[BEGIN MATERIAL SUPPLIED]

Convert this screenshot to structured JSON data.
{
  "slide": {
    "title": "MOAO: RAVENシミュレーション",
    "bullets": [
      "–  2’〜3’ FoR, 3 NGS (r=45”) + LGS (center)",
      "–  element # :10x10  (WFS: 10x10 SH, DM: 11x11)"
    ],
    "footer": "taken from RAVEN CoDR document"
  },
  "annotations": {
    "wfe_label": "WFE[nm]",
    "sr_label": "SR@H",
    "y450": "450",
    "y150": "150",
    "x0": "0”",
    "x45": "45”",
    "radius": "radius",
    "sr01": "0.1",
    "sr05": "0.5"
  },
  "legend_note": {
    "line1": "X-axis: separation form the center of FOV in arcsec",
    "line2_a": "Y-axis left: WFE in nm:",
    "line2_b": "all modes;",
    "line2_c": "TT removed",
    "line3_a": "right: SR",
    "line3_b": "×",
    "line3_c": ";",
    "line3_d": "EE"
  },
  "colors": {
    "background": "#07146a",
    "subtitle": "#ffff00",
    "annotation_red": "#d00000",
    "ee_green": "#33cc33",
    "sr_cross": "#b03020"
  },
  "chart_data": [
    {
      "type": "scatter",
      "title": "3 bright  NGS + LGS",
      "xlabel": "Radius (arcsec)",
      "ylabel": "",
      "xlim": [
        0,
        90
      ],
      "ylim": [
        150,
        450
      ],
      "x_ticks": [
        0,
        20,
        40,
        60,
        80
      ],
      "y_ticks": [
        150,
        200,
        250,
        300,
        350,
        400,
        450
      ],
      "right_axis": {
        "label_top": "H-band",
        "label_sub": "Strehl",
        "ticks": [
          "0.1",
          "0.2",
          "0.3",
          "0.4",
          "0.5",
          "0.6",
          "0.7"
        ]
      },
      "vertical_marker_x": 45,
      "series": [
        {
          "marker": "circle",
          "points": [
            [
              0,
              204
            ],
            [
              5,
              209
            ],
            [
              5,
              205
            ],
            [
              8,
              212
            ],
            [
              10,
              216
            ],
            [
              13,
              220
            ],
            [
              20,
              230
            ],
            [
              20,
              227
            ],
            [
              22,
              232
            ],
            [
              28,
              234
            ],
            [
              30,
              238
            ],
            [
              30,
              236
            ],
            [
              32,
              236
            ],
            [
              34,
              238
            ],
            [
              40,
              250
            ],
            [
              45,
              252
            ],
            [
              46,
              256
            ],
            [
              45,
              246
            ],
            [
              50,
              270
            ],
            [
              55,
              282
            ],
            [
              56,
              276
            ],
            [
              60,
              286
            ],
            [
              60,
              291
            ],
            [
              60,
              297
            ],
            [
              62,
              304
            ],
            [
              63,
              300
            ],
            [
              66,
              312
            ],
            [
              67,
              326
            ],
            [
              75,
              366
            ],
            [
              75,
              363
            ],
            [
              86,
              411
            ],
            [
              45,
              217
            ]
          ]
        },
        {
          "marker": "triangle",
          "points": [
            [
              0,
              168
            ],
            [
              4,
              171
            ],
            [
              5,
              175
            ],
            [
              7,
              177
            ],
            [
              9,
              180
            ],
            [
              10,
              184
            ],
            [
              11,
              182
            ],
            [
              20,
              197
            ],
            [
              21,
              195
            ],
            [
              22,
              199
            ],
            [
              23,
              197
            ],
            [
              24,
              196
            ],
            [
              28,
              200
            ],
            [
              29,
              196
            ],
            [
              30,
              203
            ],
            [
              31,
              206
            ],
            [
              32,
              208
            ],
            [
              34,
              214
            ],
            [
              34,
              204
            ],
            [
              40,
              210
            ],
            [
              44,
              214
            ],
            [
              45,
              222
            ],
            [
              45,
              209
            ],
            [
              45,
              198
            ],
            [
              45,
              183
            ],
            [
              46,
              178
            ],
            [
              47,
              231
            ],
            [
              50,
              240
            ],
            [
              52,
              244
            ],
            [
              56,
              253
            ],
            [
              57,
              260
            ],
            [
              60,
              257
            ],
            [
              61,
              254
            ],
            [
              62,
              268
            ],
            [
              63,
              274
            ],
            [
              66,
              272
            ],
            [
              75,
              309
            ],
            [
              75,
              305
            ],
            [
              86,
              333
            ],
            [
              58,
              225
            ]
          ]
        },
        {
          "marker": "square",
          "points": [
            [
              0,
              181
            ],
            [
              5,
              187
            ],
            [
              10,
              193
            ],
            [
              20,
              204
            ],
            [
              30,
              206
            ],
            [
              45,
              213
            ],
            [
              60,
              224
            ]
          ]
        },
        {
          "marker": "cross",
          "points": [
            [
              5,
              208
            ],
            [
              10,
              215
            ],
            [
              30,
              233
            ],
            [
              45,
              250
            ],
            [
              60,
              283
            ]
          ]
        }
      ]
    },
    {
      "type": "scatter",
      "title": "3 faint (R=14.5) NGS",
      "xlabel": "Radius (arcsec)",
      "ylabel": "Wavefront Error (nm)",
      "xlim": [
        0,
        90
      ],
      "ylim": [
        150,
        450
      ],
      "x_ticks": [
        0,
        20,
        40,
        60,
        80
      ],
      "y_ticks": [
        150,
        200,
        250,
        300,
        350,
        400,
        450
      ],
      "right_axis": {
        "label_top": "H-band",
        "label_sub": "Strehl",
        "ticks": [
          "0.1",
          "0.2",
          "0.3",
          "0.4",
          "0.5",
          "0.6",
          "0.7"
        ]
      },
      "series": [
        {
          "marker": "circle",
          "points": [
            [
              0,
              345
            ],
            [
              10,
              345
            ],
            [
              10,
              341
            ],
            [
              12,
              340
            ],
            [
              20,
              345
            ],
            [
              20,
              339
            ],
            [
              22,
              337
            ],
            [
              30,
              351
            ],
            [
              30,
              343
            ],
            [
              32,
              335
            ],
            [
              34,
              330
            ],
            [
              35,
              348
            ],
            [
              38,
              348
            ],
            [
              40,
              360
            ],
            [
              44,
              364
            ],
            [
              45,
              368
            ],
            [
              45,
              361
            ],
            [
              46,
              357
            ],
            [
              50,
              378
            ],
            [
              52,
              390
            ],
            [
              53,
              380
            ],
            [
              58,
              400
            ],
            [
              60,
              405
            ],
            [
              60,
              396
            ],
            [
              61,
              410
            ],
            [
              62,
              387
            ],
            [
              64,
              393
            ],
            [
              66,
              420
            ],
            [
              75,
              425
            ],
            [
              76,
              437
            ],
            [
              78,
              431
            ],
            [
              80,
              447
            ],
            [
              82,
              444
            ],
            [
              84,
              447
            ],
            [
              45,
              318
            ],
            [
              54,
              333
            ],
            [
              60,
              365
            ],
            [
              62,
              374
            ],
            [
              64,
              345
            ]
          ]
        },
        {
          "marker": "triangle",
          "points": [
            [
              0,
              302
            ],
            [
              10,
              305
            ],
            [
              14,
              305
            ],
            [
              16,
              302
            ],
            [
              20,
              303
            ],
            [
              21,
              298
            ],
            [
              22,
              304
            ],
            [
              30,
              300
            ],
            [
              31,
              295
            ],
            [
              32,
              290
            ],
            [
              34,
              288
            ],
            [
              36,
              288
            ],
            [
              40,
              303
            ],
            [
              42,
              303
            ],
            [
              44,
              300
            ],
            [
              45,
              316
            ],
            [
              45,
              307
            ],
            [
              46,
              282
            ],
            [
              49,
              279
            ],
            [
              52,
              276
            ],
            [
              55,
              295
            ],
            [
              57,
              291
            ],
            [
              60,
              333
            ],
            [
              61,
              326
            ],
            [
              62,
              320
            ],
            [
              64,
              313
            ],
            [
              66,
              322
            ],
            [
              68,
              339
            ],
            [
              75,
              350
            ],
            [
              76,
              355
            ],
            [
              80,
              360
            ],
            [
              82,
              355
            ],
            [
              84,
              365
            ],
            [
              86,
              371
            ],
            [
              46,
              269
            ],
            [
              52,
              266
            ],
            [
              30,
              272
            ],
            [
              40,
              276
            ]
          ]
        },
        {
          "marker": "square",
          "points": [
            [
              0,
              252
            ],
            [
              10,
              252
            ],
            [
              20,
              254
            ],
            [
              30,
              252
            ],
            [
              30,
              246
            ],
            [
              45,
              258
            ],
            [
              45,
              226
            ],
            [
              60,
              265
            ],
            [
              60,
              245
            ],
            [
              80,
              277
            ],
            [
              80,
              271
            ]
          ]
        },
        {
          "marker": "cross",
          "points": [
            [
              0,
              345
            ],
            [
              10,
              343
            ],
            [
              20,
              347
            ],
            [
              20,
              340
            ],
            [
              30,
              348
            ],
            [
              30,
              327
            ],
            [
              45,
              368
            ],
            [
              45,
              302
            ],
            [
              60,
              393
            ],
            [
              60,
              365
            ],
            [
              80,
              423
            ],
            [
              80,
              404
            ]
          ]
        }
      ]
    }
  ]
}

[END MATERIAL SUPPLIED]

Among the records above, find each line holding the string "center" and pull it out.

      "–  2’〜3’ FoR, 3 NGS (r=45”) + LGS (center)",
    "line1": "X-axis: separation form the center of FOV in arcsec",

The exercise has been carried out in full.